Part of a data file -
★ ★ ★ ★ ★
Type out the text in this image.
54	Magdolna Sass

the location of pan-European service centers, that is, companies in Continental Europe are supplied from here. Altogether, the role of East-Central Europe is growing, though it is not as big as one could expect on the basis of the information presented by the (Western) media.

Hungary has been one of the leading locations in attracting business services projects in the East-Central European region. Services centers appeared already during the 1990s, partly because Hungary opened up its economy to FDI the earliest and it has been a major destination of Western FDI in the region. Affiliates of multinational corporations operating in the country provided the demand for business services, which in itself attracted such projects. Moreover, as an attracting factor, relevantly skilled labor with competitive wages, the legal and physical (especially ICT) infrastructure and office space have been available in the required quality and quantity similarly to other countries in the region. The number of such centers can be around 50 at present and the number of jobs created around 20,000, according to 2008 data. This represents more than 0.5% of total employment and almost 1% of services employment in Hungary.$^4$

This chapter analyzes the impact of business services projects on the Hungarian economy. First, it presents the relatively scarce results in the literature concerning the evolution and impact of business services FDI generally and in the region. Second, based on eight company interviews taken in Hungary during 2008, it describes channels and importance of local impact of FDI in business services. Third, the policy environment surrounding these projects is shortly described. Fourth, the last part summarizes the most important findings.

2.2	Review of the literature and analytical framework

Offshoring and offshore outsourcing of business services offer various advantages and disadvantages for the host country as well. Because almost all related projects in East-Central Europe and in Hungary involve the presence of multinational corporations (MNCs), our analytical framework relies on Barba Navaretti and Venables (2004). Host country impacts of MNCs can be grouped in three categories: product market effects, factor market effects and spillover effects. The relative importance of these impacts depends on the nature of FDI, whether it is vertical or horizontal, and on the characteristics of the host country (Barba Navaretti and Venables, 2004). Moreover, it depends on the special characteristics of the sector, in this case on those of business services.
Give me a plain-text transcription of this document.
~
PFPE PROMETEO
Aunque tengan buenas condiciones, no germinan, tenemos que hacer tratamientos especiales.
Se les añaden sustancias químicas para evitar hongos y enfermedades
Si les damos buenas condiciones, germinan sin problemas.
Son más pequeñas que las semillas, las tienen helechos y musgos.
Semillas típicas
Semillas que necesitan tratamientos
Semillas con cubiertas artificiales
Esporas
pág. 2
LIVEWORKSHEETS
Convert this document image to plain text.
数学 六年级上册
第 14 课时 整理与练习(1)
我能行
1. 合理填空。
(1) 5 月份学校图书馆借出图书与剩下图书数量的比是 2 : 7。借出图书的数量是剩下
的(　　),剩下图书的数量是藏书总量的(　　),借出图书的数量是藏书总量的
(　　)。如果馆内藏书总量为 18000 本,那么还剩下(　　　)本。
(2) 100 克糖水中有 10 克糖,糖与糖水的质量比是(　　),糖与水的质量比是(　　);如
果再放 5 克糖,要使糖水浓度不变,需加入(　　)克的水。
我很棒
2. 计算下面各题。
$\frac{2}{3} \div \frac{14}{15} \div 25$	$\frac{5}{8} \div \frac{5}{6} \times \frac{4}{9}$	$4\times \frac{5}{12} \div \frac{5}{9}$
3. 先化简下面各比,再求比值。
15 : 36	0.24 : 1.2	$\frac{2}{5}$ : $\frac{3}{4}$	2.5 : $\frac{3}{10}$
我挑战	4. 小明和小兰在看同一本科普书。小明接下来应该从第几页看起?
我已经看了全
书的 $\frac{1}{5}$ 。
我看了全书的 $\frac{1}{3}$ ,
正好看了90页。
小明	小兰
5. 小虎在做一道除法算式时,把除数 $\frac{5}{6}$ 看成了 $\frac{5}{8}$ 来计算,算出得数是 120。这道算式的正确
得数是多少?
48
★ ★ ★ ★ ★
Objective -
All lines from the one containing "Give me a plain-text" through the end of the records, both ends included, are to be quoted exactly; please add nothing else.

Solution to this exercise -
Give me a plain-text transcription of this document.
~
PFPE PROMETEO
Aunque tengan buenas condiciones, no germinan, tenemos que hacer tratamientos especiales.
Se les añaden sustancias químicas para evitar hongos y enfermedades
Si les damos buenas condiciones, germinan sin problemas.
Son más pequeñas que las semillas, las tienen helechos y musgos.
Semillas típicas
Semillas que necesitan tratamientos
Semillas con cubiertas artificiales
Esporas
pág. 2
LIVEWORKSHEETS
Convert this document image to plain text.
数学 六年级上册
第 14 课时 整理与练习(1)
我能行
1. 合理填空。
(1) 5 月份学校图书馆借出图书与剩下图书数量的比是 2 : 7。借出图书的数量是剩下
的(　　),剩下图书的数量是藏书总量的(　　),借出图书的数量是藏书总量的
(　　)。如果馆内藏书总量为 18000 本,那么还剩下(　　　)本。
(2) 100 克糖水中有 10 克糖,糖与糖水的质量比是(　　),糖与水的质量比是(　　);如
果再放 5 克糖,要使糖水浓度不变,需加入(　　)克的水。
我很棒
2. 计算下面各题。
$\frac{2}{3} \div \frac{14}{15} \div 25$	$\frac{5}{8} \div \frac{5}{6} \times \frac{4}{9}$	$4\times \frac{5}{12} \div \frac{5}{9}$
3. 先化简下面各比,再求比值。
15 : 36	0.24 : 1.2	$\frac{2}{5}$ : $\frac{3}{4}$	2.5 : $\frac{3}{10}$
我挑战	4. 小明和小兰在看同一本科普书。小明接下来应该从第几页看起?
我已经看了全
书的 $\frac{1}{5}$ 。
我看了全书的 $\frac{1}{3}$ ,
正好看了90页。
小明	小兰
5. 小虎在做一道除法算式时,把除数 $\frac{5}{6}$ 看成了 $\frac{5}{8}$ 来计算,算出得数是 120。这道算式的正确
得数是多少?
48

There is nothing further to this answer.